#### [Exercise requirements]
Omit all images, then return the remaining material exactly as it stands.
+ + + + + + +
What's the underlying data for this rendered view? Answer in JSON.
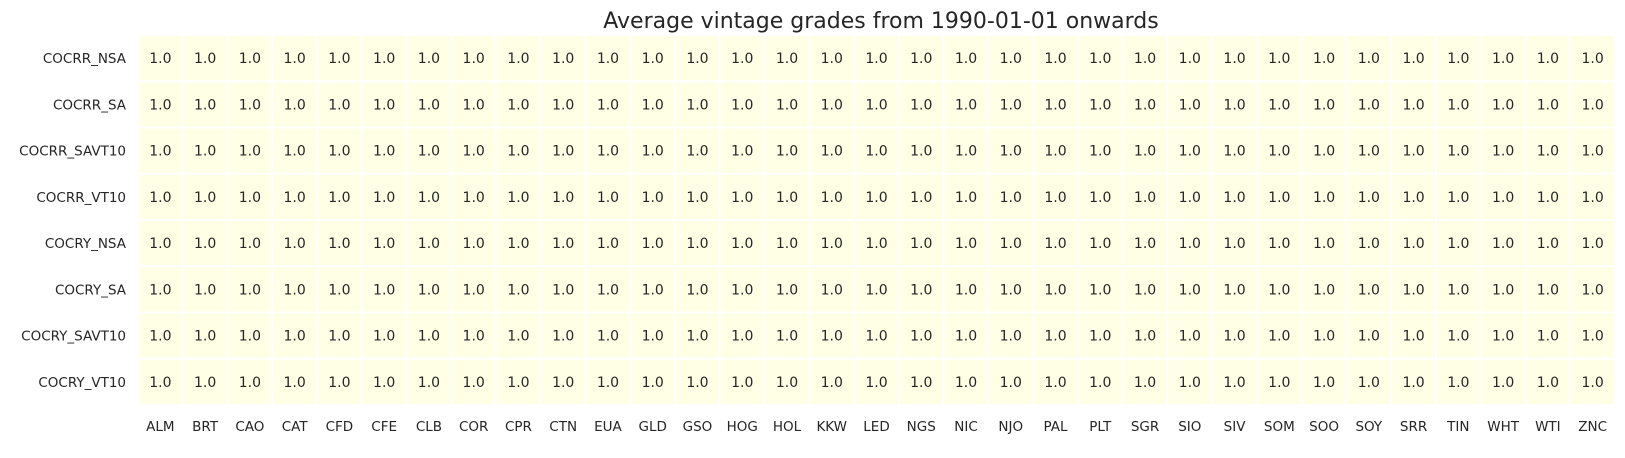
{
  "chart_data": {
    "type": "heatmap",
    "title": "Average vintage grades from 1990-01-01 onwards",
    "xlabel": "",
    "ylabel": "",
    "x_categories": [
      "ALM",
      "BRT",
      "CAO",
      "CAT",
      "CFD",
      "CFE",
      "CLB",
      "COR",
      "CPR",
      "CTN",
      "EUA",
      "GLD",
      "GSO",
      "HOG",
      "HOL",
      "KKW",
      "LED",
      "NGS",
      "NIC",
      "NJO",
      "PAL",
      "PLT",
      "SGR",
      "SIO",
      "SIV",
      "SOM",
      "SOO",
      "SOY",
      "SRR",
      "TIN",
      "WHT",
      "WTI",
      "ZNC"
    ],
    "y_categories": [
      "COCRR_NSA",
      "COCRR_SA",
      "COCRR_SAVT10",
      "COCRR_VT10",
      "COCRY_NSA",
      "COCRY_SA",
      "COCRY_SAVT10",
      "COCRY_VT10"
    ],
    "values": [
      [
        1.0,
        1.0,
        1.0,
        1.0,
        1.0,
        1.0,
        1.0,
        1.0,
        1.0,
        1.0,
        1.0,
        1.0,
        1.0,
        1.0,
        1.0,
        1.0,
        1.0,
        1.0,
        1.0,
        1.0,
        1.0,
        1.0,
        1.0,
        1.0,
        1.0,
        1.0,
        1.0,
        1.0,
        1.0,
        1.0,
        1.0,
        1.0,
        1.0
      ],
      [
        1.0,
        1.0,
        1.0,
        1.0,
        1.0,
        1.0,
        1.0,
        1.0,
        1.0,
        1.0,
        1.0,
        1.0,
        1.0,
        1.0,
        1.0,
        1.0,
        1.0,
        1.0,
        1.0,
        1.0,
        1.0,
        1.0,
        1.0,
        1.0,
        1.0,
        1.0,
        1.0,
        1.0,
        1.0,
        1.0,
        1.0,
        1.0,
        1.0
      ],
      [
        1.0,
        1.0,
        1.0,
        1.0,
        1.0,
        1.0,
        1.0,
        1.0,
        1.0,
        1.0,
        1.0,
        1.0,
        1.0,
        1.0,
        1.0,
        1.0,
        1.0,
        1.0,
        1.0,
        1.0,
        1.0,
        1.0,
        1.0,
        1.0,
        1.0,
        1.0,
        1.0,
        1.0,
        1.0,
        1.0,
        1.0,
        1.0,
        1.0
      ],
      [
        1.0,
        1.0,
        1.0,
        1.0,
        1.0,
        1.0,
        1.0,
        1.0,
        1.0,
        1.0,
        1.0,
        1.0,
        1.0,
        1.0,
        1.0,
        1.0,
        1.0,
        1.0,
        1.0,
        1.0,
        1.0,
        1.0,
        1.0,
        1.0,
        1.0,
        1.0,
        1.0,
        1.0,
        1.0,
        1.0,
        1.0,
        1.0,
        1.0
      ],
      [
        1.0,
        1.0,
        1.0,
        1.0,
        1.0,
        1.0,
        1.0,
        1.0,
        1.0,
        1.0,
        1.0,
        1.0,
        1.0,
        1.0,
        1.0,
        1.0,
        1.0,
        1.0,
        1.0,
        1.0,
        1.0,
        1.0,
        1.0,
        1.0,
        1.0,
        1.0,
        1.0,
        1.0,
        1.0,
        1.0,
        1.0,
        1.0,
        1.0
      ],
      [
        1.0,
        1.0,
        1.0,
        1.0,
        1.0,
        1.0,
        1.0,
        1.0,
        1.0,
        1.0,
        1.0,
        1.0,
        1.0,
        1.0,
        1.0,
        1.0,
        1.0,
        1.0,
        1.0,
        1.0,
        1.0,
        1.0,
        1.0,
        1.0,
        1.0,
        1.0,
        1.0,
        1.0,
        1.0,
        1.0,
        1.0,
        1.0,
        1.0
      ],
      [
        1.0,
        1.0,
        1.0,
        1.0,
        1.0,
        1.0,
        1.0,
        1.0,
        1.0,
        1.0,
        1.0,
        1.0,
        1.0,
        1.0,
        1.0,
        1.0,
        1.0,
        1.0,
        1.0,
        1.0,
        1.0,
        1.0,
        1.0,
        1.0,
        1.0,
        1.0,
        1.0,
        1.0,
        1.0,
        1.0,
        1.0,
        1.0,
        1.0
      ],
      [
        1.0,
        1.0,
        1.0,
        1.0,
        1.0,
        1.0,
        1.0,
        1.0,
        1.0,
        1.0,
        1.0,
        1.0,
        1.0,
        1.0,
        1.0,
        1.0,
        1.0,
        1.0,
        1.0,
        1.0,
        1.0,
        1.0,
        1.0,
        1.0,
        1.0,
        1.0,
        1.0,
        1.0,
        1.0,
        1.0,
        1.0,
        1.0,
        1.0
      ]
    ],
    "value_format_decimals": 1,
    "cell_color": "#ffffe5",
    "grid_line_color": "#ffffff",
    "text_color": "#262626",
    "background_color": "#ffffff",
    "grid": true
  }
}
+ + + + + + +
#### [Right answer]
What's the underlying data for this rendered view? Answer in JSON.
{
  "chart_data": {
    "type": "heatmap",
    "title": "Average vintage grades from 1990-01-01 onwards",
    "xlabel": "",
    "ylabel": "",
    "x_categories": [
      "ALM",
      "BRT",
      "CAO",
      "CAT",
      "CFD",
      "CFE",
      "CLB",
      "COR",
      "CPR",
      "CTN",
      "EUA",
      "GLD",
      "GSO",
      "HOG",
      "HOL",
      "KKW",
      "LED",
      "NGS",
      "NIC",
      "NJO",
      "PAL",
      "PLT",
      "SGR",
      "SIO",
      "SIV",
      "SOM",
      "SOO",
      "SOY",
      "SRR",
      "TIN",
      "WHT",
      "WTI",
      "ZNC"
    ],
    "y_categories": [
      "COCRR_NSA",
      "COCRR_SA",
      "COCRR_SAVT10",
      "COCRR_VT10",
      "COCRY_NSA",
      "COCRY_SA",
      "COCRY_SAVT10",
      "COCRY_VT10"
    ],
    "values": [
      [
        1.0,
        1.0,
        1.0,
        1.0,
        1.0,
        1.0,
        1.0,
        1.0,
        1.0,
        1.0,
        1.0,
        1.0,
        1.0,
        1.0,
        1.0,
        1.0,
        1.0,
        1.0,
        1.0,
        1.0,
        1.0,
        1.0,
        1.0,
        1.0,
        1.0,
        1.0,
        1.0,
        1.0,
        1.0,
        1.0,
        1.0,
        1.0,
        1.0
      ],
      [
        1.0,
        1.0,
        1.0,
        1.0,
        1.0,
        1.0,
        1.0,
        1.0,
        1.0,
        1.0,
        1.0,
        1.0,
        1.0,
        1.0,
        1.0,
        1.0,
        1.0,
        1.0,
        1.0,
        1.0,
        1.0,
        1.0,
        1.0,
        1.0,
        1.0,
        1.0,
        1.0,
        1.0,
        1.0,
        1.0,
        1.0,
        1.0,
        1.0
      ],
      [
        1.0,
        1.0,
        1.0,
        1.0,
        1.0,
        1.0,
        1.0,
        1.0,
        1.0,
        1.0,
        1.0,
        1.0,
        1.0,
        1.0,
        1.0,
        1.0,
        1.0,
        1.0,
        1.0,
        1.0,
        1.0,
        1.0,
        1.0,
        1.0,
        1.0,
        1.0,
        1.0,
        1.0,
        1.0,
        1.0,
        1.0,
        1.0,
        1.0
      ],
      [
        1.0,
        1.0,
        1.0,
        1.0,
        1.0,
        1.0,
        1.0,
        1.0,
        1.0,
        1.0,
        1.0,
        1.0,
        1.0,
        1.0,
        1.0,
        1.0,
        1.0,
        1.0,
        1.0,
        1.0,
        1.0,
        1.0,
        1.0,
        1.0,
        1.0,
        1.0,
        1.0,
        1.0,
        1.0,
        1.0,
        1.0,
        1.0,
        1.0
      ],
      [
        1.0,
        1.0,
        1.0,
        1.0,
        1.0,
        1.0,
        1.0,
        1.0,
        1.0,
        1.0,
        1.0,
        1.0,
        1.0,
        1.0,
        1.0,
        1.0,
        1.0,
        1.0,
        1.0,
        1.0,
        1.0,
        1.0,
        1.0,
        1.0,
        1.0,
        1.0,
        1.0,
        1.0,
        1.0,
        1.0,
        1.0,
        1.0,
        1.0
      ],
      [
        1.0,
        1.0,
        1.0,
        1.0,
        1.0,
        1.0,
        1.0,
        1.0,
        1.0,
        1.0,
        1.0,
        1.0,
        1.0,
        1.0,
        1.0,
        1.0,
        1.0,
        1.0,
        1.0,
        1.0,
        1.0,
        1.0,
        1.0,
        1.0,
        1.0,
        1.0,
        1.0,
        1.0,
        1.0,
        1.0,
        1.0,
        1.0,
        1.0
      ],
      [
        1.0,
        1.0,
        1.0,
        1.0,
        1.0,
        1.0,
        1.0,
        1.0,
        1.0,
        1.0,
        1.0,
        1.0,
        1.0,
        1.0,
        1.0,
        1.0,
        1.0,
        1.0,
        1.0,
        1.0,
        1.0,
        1.0,
        1.0,
        1.0,
        1.0,
        1.0,
        1.0,
        1.0,
        1.0,
        1.0,
        1.0,
        1.0,
        1.0
      ],
      [
        1.0,
        1.0,
        1.0,
        1.0,
        1.0,
        1.0,
        1.0,
        1.0,
        1.0,
        1.0,
        1.0,
        1.0,
        1.0,
        1.0,
        1.0,
        1.0,
        1.0,
        1.0,
        1.0,
        1.0,
        1.0,
        1.0,
        1.0,
        1.0,
        1.0,
        1.0,
        1.0,
        1.0,
        1.0,
        1.0,
        1.0,
        1.0,
        1.0
      ]
    ],
    "value_format_decimals": 1,
    "cell_color": "#ffffe5",
    "grid_line_color": "#ffffff",
    "text_color": "#262626",
    "background_color": "#ffffff",
    "grid": true
  }
}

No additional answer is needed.